I wish I could set up boundaries around A-talks with H, but he sticks to his guns that neither of us cheated, nothing happened with him and other girls, and therefore there's nothing to talk about. Complete and utter denial and minimization. Unfortunately, after four and a half years of this, I think it's time to accept that I will be healing from this alone. But that doesn't have to be a bad thing.
That really sucks that you are carrying this weight on your own, Silver. One thing that I am impressed with is that you are continuing with your own healing anyway. Throughout my own experience, and what I've witnessed from others here, that really seems to be the healthiest path, no matter the outcome. You may not be able to heal your marriage or relationship on your own, but one thing you do have control over is your own healing. That definitely does not have to be a bad thing. That is a sign of strength. I've read a lot of your posts over the last couple of years, and I can see you healing, and see your strength shine through. Definitely keep up with that.
Damn, I broke my rule again.

» **Short task A**:
Answer these questions about the passage on healing after infidelity:
(i) How long has the first writer been dealing with this situation?
(ii) What does H insist about cheating?
(iii) Over what span of time has the second writer read Silver's posts?
The passage and the records are unrelated to each other.

[Entries from a dataset]
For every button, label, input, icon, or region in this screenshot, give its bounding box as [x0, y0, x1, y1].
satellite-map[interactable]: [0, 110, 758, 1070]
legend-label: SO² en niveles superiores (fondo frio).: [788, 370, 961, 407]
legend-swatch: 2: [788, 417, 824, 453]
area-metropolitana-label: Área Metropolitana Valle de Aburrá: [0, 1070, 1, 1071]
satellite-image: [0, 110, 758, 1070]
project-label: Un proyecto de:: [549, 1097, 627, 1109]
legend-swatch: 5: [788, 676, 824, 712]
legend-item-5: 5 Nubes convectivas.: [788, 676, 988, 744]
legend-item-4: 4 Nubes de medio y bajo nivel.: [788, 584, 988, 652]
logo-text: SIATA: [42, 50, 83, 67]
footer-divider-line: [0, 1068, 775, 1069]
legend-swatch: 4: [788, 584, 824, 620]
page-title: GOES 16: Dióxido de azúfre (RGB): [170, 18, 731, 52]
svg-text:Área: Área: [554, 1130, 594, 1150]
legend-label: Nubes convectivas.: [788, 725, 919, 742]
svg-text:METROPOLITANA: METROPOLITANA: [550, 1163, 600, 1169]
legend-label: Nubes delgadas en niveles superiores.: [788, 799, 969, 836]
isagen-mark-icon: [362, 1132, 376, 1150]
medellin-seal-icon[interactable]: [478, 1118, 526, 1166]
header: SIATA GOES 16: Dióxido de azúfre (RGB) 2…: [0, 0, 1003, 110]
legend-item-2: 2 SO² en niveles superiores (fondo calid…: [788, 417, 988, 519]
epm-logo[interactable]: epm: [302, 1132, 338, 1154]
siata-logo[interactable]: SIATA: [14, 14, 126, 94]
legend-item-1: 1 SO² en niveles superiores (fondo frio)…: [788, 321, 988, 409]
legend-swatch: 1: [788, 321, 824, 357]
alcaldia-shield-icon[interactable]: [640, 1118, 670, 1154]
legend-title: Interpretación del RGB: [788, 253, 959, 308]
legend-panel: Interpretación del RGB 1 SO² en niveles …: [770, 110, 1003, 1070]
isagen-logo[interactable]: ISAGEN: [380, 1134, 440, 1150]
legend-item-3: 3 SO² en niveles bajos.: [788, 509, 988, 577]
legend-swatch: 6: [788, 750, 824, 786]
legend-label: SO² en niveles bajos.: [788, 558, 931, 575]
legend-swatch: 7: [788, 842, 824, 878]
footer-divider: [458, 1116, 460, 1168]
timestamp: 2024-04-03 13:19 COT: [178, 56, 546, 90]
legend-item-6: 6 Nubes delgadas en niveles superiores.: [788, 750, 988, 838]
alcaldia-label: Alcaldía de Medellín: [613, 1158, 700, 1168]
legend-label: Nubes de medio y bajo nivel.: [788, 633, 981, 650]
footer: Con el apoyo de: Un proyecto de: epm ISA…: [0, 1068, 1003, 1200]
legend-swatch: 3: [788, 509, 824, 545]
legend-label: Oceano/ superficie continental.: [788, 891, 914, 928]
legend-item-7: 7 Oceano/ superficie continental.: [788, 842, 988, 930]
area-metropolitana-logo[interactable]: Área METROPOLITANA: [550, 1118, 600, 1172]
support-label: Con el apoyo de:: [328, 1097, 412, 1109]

» **Short task B**: Which lines of the records contain the string "alcaldia"? Collect every such line, treating case as significant.

» **Correct output A**:
(i) Four and a half years.
(ii) That neither of them cheated and that nothing happened with him and other girls.
(iii) The last couple of years.

» **Correct output B**:
alcaldia-shield-icon[interactable]: [640, 1118, 670, 1154]
alcaldia-label: Alcaldía de Medellín: [613, 1158, 700, 1168]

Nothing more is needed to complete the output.